_Set exercise_: Show every line below where "Convert" can be found.

_Source data_:
** start **
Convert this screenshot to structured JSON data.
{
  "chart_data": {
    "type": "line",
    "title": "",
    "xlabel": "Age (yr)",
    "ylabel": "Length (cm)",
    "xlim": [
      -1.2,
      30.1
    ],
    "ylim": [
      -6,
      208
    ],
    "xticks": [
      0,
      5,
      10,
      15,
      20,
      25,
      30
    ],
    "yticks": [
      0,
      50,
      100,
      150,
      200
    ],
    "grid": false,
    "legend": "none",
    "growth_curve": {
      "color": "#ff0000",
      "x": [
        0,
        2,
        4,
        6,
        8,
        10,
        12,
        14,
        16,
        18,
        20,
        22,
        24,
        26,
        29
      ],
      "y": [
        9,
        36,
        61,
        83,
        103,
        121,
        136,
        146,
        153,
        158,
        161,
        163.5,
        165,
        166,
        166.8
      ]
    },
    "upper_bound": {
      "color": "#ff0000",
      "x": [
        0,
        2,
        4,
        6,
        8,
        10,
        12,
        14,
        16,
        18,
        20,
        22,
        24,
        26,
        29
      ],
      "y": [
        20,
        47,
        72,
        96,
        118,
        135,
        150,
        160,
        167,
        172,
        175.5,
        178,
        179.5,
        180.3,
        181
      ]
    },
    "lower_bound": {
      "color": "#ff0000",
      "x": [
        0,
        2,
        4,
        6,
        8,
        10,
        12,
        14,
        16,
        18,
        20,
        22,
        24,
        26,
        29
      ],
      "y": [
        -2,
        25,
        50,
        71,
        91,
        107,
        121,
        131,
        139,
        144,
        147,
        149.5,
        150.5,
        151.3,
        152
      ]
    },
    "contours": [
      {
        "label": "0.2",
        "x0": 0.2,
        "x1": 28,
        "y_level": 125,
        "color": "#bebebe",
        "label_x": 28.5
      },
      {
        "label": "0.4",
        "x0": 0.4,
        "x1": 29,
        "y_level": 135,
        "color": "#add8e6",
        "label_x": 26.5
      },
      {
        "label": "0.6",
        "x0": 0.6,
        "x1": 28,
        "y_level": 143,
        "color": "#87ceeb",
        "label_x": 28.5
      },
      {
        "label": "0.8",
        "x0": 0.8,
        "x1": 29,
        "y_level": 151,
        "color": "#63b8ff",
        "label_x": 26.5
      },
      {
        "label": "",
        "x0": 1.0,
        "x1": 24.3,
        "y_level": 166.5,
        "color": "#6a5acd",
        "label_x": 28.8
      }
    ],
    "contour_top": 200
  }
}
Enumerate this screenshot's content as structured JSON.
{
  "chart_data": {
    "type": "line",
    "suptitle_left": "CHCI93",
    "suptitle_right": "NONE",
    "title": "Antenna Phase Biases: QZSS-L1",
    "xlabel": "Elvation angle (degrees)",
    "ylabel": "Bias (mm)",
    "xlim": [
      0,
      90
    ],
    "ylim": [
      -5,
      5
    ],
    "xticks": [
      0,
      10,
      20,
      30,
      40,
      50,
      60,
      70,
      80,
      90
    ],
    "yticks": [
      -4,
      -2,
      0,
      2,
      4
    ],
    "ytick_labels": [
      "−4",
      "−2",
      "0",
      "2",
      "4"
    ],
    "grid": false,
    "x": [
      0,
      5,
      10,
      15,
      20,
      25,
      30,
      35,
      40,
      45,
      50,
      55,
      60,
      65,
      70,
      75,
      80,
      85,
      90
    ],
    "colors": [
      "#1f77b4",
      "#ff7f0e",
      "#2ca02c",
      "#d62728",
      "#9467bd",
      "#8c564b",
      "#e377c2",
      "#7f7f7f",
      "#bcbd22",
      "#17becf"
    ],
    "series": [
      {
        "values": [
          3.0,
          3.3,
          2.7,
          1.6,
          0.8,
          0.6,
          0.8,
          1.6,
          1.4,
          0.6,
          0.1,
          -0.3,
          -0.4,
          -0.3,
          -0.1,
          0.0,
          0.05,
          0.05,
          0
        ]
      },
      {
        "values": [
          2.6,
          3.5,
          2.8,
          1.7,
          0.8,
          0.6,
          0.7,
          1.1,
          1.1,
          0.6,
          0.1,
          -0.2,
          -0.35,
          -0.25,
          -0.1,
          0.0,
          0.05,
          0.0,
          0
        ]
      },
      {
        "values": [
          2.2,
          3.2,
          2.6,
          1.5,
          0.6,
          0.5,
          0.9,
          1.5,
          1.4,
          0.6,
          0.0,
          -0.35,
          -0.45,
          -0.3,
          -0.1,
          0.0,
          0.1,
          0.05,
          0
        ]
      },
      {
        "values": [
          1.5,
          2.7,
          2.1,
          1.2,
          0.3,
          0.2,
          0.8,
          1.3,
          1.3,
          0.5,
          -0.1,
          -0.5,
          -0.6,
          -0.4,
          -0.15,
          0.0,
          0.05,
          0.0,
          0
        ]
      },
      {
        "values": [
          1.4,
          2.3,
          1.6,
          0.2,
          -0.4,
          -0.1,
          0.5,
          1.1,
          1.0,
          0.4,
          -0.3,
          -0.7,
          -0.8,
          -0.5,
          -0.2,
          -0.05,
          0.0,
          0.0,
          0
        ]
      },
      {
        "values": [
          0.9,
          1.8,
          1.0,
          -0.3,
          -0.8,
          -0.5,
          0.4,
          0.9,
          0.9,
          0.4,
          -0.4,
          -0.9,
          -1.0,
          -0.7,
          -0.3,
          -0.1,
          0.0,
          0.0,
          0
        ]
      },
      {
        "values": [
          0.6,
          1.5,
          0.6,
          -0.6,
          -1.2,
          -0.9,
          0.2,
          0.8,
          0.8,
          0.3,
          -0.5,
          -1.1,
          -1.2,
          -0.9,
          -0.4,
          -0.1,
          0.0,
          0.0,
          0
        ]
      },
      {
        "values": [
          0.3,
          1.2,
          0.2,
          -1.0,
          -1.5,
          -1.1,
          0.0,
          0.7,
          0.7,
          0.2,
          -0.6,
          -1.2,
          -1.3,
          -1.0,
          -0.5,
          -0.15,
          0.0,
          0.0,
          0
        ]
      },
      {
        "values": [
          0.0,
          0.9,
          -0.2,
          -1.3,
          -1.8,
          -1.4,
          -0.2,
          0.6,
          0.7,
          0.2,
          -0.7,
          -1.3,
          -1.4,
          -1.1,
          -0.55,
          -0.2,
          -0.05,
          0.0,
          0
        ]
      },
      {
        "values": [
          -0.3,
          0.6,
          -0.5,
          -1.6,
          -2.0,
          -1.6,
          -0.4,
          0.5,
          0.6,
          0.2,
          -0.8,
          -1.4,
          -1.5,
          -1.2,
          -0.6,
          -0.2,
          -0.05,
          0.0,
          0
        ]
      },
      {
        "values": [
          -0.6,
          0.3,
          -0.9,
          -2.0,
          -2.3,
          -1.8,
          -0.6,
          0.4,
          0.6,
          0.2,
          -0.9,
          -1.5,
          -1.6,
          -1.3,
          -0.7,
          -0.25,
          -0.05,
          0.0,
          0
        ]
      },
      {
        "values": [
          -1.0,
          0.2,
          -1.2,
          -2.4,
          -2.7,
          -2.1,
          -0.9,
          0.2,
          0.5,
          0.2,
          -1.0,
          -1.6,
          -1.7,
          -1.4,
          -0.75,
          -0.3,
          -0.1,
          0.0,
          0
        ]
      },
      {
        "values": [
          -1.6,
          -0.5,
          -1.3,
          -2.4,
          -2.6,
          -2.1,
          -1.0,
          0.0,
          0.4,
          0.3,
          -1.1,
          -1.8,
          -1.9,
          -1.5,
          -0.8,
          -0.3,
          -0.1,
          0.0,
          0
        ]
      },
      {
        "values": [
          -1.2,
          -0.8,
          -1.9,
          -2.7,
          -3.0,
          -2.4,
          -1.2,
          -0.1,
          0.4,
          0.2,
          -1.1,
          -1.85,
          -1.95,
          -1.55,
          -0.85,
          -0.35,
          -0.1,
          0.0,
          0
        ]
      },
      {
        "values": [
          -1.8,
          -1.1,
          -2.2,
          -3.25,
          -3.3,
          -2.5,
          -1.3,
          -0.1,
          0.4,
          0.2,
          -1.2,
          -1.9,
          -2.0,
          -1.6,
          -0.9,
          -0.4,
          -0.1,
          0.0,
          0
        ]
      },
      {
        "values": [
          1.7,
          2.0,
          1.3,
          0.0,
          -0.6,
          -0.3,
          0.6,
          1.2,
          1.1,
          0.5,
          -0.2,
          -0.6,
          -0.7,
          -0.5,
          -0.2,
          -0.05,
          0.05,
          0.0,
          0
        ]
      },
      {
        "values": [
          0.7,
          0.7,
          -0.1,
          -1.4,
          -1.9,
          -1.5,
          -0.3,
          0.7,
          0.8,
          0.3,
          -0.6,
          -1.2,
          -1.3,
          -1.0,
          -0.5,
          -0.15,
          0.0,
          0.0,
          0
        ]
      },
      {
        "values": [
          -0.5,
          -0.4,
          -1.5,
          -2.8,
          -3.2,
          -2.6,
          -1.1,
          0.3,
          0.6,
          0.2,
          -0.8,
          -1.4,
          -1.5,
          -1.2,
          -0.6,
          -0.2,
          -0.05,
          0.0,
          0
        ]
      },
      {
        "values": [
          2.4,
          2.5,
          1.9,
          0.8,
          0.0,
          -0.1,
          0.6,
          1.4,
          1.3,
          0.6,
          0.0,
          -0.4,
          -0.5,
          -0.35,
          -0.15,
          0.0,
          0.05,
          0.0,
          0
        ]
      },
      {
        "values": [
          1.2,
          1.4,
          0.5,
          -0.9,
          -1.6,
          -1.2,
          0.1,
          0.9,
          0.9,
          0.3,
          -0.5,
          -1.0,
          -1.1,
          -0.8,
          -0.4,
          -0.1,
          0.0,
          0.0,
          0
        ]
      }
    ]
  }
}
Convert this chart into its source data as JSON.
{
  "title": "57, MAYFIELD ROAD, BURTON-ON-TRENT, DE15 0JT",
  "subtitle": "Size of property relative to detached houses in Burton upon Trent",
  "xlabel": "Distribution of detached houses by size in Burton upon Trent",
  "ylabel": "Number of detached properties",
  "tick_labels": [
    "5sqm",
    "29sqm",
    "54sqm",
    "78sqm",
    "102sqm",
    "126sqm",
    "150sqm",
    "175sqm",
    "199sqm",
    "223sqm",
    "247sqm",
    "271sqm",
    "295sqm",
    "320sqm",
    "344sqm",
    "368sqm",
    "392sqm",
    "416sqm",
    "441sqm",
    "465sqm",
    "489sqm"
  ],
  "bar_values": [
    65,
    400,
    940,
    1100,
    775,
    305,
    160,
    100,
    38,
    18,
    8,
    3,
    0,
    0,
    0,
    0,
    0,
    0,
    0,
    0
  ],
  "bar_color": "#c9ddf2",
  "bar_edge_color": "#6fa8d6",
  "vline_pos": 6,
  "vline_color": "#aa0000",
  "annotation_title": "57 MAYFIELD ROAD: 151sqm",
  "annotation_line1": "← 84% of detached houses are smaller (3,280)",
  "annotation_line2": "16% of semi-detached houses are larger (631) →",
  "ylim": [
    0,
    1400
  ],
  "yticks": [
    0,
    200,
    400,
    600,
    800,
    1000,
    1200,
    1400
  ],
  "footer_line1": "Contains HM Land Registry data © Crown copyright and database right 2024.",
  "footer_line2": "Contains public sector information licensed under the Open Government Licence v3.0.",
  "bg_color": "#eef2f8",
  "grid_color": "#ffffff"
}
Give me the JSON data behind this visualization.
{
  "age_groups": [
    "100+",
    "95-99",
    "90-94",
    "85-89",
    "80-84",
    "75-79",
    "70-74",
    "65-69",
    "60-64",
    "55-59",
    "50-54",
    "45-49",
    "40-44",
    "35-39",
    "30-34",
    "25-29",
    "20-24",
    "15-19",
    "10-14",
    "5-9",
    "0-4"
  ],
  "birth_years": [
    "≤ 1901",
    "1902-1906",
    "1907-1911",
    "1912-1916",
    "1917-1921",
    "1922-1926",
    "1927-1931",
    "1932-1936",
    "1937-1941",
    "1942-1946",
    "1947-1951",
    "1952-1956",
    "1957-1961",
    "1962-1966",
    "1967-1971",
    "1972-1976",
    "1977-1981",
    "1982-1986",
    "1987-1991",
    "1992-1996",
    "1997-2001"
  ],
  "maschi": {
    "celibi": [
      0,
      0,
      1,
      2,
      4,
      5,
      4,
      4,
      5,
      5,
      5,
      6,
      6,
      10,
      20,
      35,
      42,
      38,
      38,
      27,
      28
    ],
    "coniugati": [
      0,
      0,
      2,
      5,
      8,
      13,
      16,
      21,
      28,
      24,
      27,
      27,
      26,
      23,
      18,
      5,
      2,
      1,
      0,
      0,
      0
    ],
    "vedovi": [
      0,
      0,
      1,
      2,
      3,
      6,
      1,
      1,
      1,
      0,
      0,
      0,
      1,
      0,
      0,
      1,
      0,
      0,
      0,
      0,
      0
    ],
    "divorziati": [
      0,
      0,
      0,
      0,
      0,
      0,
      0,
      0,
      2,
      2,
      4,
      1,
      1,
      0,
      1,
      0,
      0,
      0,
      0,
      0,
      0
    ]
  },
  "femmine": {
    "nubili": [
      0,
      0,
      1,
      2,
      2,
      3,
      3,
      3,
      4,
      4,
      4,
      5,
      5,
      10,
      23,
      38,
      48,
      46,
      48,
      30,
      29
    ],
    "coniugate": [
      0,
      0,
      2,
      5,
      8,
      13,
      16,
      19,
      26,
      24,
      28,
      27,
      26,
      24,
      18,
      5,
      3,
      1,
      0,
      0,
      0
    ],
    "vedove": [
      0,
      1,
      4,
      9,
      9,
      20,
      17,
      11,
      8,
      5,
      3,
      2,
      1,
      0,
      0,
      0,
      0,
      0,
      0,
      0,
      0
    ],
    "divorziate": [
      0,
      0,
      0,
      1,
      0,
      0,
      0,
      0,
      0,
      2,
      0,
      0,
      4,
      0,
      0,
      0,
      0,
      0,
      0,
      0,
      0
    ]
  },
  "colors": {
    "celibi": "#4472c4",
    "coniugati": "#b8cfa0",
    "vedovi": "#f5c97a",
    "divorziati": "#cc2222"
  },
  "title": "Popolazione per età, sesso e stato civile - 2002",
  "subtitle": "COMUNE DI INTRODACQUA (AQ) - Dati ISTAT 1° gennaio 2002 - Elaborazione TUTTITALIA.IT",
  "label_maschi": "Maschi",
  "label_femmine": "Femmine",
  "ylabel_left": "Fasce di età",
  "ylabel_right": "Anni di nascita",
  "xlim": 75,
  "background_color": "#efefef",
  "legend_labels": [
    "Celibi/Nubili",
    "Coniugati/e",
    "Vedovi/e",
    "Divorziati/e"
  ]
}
** end **
_The answer_:
Convert this screenshot to structured JSON data.
Convert this chart into its source data as JSON.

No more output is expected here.